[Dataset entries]
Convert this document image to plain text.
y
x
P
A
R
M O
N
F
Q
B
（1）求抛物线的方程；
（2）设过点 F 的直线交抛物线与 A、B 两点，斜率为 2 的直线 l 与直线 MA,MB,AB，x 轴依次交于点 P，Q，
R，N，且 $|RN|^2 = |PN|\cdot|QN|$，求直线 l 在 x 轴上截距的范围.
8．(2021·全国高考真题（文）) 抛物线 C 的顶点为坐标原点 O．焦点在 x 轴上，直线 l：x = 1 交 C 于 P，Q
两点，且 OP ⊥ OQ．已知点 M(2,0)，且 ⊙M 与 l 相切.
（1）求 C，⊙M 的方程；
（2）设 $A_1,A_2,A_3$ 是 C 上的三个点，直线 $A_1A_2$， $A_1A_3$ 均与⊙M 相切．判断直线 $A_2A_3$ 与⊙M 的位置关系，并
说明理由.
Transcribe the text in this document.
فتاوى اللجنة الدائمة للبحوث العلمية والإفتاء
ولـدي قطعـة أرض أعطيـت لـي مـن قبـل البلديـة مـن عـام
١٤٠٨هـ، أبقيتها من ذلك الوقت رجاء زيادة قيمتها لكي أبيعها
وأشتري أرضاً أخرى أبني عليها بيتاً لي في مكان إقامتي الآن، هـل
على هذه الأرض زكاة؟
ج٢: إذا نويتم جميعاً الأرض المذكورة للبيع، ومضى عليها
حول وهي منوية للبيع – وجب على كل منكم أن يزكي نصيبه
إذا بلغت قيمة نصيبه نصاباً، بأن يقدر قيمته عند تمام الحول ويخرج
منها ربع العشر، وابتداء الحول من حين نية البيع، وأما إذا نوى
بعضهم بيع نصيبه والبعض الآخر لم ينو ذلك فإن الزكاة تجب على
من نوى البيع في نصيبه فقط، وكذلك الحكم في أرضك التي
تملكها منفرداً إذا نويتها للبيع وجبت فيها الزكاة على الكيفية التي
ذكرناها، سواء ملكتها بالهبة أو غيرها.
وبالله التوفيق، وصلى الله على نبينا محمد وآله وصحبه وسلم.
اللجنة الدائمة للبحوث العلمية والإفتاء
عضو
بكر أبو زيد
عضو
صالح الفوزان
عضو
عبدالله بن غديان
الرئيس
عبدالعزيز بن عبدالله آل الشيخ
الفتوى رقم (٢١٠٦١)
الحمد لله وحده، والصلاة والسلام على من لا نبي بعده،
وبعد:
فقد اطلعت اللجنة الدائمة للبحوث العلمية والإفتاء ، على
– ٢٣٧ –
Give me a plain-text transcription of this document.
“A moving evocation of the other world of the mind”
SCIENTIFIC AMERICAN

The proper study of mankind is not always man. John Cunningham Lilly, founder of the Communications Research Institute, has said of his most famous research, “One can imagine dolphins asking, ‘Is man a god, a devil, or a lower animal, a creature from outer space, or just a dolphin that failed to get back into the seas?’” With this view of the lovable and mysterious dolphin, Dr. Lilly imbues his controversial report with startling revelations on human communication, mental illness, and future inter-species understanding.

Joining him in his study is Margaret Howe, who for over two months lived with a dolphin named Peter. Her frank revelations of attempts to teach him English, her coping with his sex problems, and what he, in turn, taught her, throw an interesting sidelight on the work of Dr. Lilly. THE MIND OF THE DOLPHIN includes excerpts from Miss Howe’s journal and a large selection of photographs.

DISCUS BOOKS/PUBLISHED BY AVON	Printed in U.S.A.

REQUIRED TASK |
Tally up the lines holding the word "البيع" in the data above, and answer with that figure only.

OUTPUT FOR THIS TASK |
2